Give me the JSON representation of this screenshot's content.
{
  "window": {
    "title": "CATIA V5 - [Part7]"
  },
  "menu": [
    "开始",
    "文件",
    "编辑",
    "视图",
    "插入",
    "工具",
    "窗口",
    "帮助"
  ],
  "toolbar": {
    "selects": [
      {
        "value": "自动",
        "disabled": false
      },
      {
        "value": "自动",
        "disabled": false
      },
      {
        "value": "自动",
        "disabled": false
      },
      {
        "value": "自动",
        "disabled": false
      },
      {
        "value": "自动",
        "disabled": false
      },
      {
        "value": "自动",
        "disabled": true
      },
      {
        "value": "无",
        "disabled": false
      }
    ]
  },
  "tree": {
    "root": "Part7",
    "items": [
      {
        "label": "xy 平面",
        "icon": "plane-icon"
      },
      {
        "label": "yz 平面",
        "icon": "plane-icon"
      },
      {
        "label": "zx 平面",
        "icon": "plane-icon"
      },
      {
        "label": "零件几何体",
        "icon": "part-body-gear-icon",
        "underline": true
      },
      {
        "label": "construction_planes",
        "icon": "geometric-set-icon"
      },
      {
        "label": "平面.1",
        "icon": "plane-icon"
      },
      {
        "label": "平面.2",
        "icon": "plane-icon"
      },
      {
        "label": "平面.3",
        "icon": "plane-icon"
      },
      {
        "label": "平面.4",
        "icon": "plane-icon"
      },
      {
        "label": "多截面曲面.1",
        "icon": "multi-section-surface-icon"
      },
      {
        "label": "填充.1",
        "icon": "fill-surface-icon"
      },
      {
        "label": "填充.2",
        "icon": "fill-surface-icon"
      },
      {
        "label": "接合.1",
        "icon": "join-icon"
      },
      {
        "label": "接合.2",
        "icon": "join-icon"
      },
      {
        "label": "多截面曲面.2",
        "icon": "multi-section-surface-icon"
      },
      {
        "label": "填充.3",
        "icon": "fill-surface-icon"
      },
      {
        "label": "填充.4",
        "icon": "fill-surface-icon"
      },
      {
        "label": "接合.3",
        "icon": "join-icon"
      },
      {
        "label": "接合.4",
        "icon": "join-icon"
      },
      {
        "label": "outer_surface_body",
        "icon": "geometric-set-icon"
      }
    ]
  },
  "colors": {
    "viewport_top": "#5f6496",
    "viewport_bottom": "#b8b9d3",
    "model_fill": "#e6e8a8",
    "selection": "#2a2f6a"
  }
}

## Set task
Output every record above exactly as it appears.

## Solution for this exercise
Give me the JSON representation of this screenshot's content.
{
  "window": {
    "title": "CATIA V5 - [Part7]"
  },
  "menu": [
    "开始",
    "文件",
    "编辑",
    "视图",
    "插入",
    "工具",
    "窗口",
    "帮助"
  ],
  "toolbar": {
    "selects": [
      {
        "value": "自动",
        "disabled": false
      },
      {
        "value": "自动",
        "disabled": false
      },
      {
        "value": "自动",
        "disabled": false
      },
      {
        "value": "自动",
        "disabled": false
      },
      {
        "value": "自动",
        "disabled": false
      },
      {
        "value": "自动",
        "disabled": true
      },
      {
        "value": "无",
        "disabled": false
      }
    ]
  },
  "tree": {
    "root": "Part7",
    "items": [
      {
        "label": "xy 平面",
        "icon": "plane-icon"
      },
      {
        "label": "yz 平面",
        "icon": "plane-icon"
      },
      {
        "label": "zx 平面",
        "icon": "plane-icon"
      },
      {
        "label": "零件几何体",
        "icon": "part-body-gear-icon",
        "underline": true
      },
      {
        "label": "construction_planes",
        "icon": "geometric-set-icon"
      },
      {
        "label": "平面.1",
        "icon": "plane-icon"
      },
      {
        "label": "平面.2",
        "icon": "plane-icon"
      },
      {
        "label": "平面.3",
        "icon": "plane-icon"
      },
      {
        "label": "平面.4",
        "icon": "plane-icon"
      },
      {
        "label": "多截面曲面.1",
        "icon": "multi-section-surface-icon"
      },
      {
        "label": "填充.1",
        "icon": "fill-surface-icon"
      },
      {
        "label": "填充.2",
        "icon": "fill-surface-icon"
      },
      {
        "label": "接合.1",
        "icon": "join-icon"
      },
      {
        "label": "接合.2",
        "icon": "join-icon"
      },
      {
        "label": "多截面曲面.2",
        "icon": "multi-section-surface-icon"
      },
      {
        "label": "填充.3",
        "icon": "fill-surface-icon"
      },
      {
        "label": "填充.4",
        "icon": "fill-surface-icon"
      },
      {
        "label": "接合.3",
        "icon": "join-icon"
      },
      {
        "label": "接合.4",
        "icon": "join-icon"
      },
      {
        "label": "outer_surface_body",
        "icon": "geometric-set-icon"
      }
    ]
  },
  "colors": {
    "viewport_top": "#5f6496",
    "viewport_bottom": "#b8b9d3",
    "model_fill": "#e6e8a8",
    "selection": "#2a2f6a"
  }
}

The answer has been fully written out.